TASK BRIEF: Images do not belong in the copy. Retype all the entries below exactly.

Stored records
____________

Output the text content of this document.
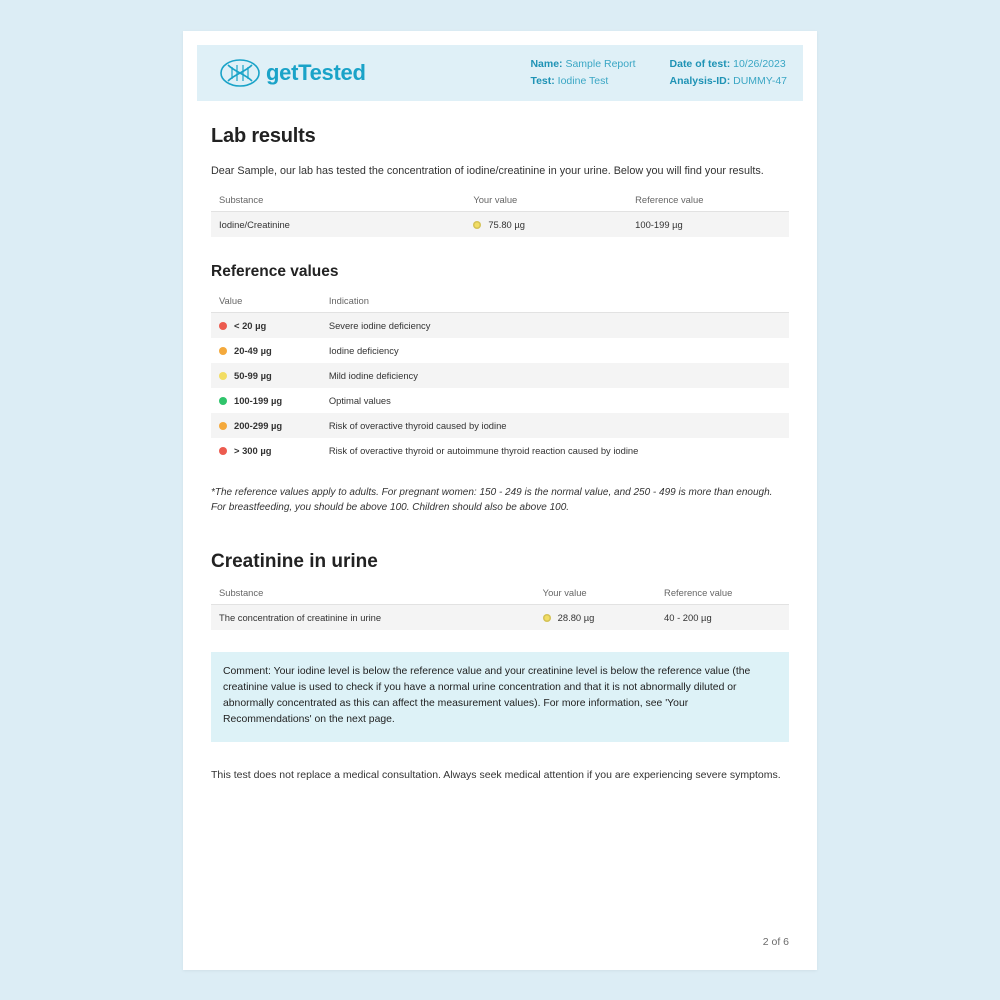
getTested	Name: Sample Report
Test: Iodine Test
Date of test: 10/26/2023
Analysis-ID: DUMMY-47
Lab results

Dear Sample, our lab has tested the concentration of iodine/creatinine in your urine. Below you will find your results.

Substance	Your value	Reference value
Iodine/Creatinine	75.80 µg	100-199 µg
Reference values
Value	Indication
< 20 µg	Severe iodine deficiency
20-49 µg	Iodine deficiency
50-99 µg	Mild iodine deficiency
100-199 µg	Optimal values
200-299 µg	Risk of overactive thyroid caused by iodine
> 300 µg	Risk of overactive thyroid or autoimmune thyroid reaction caused by iodine

*The reference values apply to adults. For pregnant women: 150 - 249 is the normal value, and 250 - 499 is more than enough. For breastfeeding, you should be above 100. Children should also be above 100.

Creatinine in urine
Substance	Your value	Reference value
The concentration of creatinine in urine	28.80 µg	40 - 200 µg
Comment: Your iodine level is below the reference value and your creatinine level is below the reference value (the creatinine value is used to check if you have a normal urine concentration and that it is not abnormally diluted or abnormally concentrated as this can affect the measurement values). For more information, see 'Your Recommendations' on the next page.

This test does not replace a medical consultation. Always seek medical attention if you are experiencing severe symptoms.

2 of 6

____________

SOLUTION:
Output the text content of this document.
getTested	Name: Sample Report
Test: Iodine Test
Date of test: 10/26/2023
Analysis-ID: DUMMY-47
Lab results

Dear Sample, our lab has tested the concentration of iodine/creatinine in your urine. Below you will find your results.

Substance	Your value	Reference value
Iodine/Creatinine	75.80 µg	100-199 µg
Reference values
Value	Indication
< 20 µg	Severe iodine deficiency
20-49 µg	Iodine deficiency
50-99 µg	Mild iodine deficiency
100-199 µg	Optimal values
200-299 µg	Risk of overactive thyroid caused by iodine
> 300 µg	Risk of overactive thyroid or autoimmune thyroid reaction caused by iodine

*The reference values apply to adults. For pregnant women: 150 - 249 is the normal value, and 250 - 499 is more than enough. For breastfeeding, you should be above 100. Children should also be above 100.

Creatinine in urine
Substance	Your value	Reference value
The concentration of creatinine in urine	28.80 µg	40 - 200 µg
Comment: Your iodine level is below the reference value and your creatinine level is below the reference value (the creatinine value is used to check if you have a normal urine concentration and that it is not abnormally diluted or abnormally concentrated as this can affect the measurement values). For more information, see 'Your Recommendations' on the next page.

This test does not replace a medical consultation. Always seek medical attention if you are experiencing severe symptoms.

2 of 6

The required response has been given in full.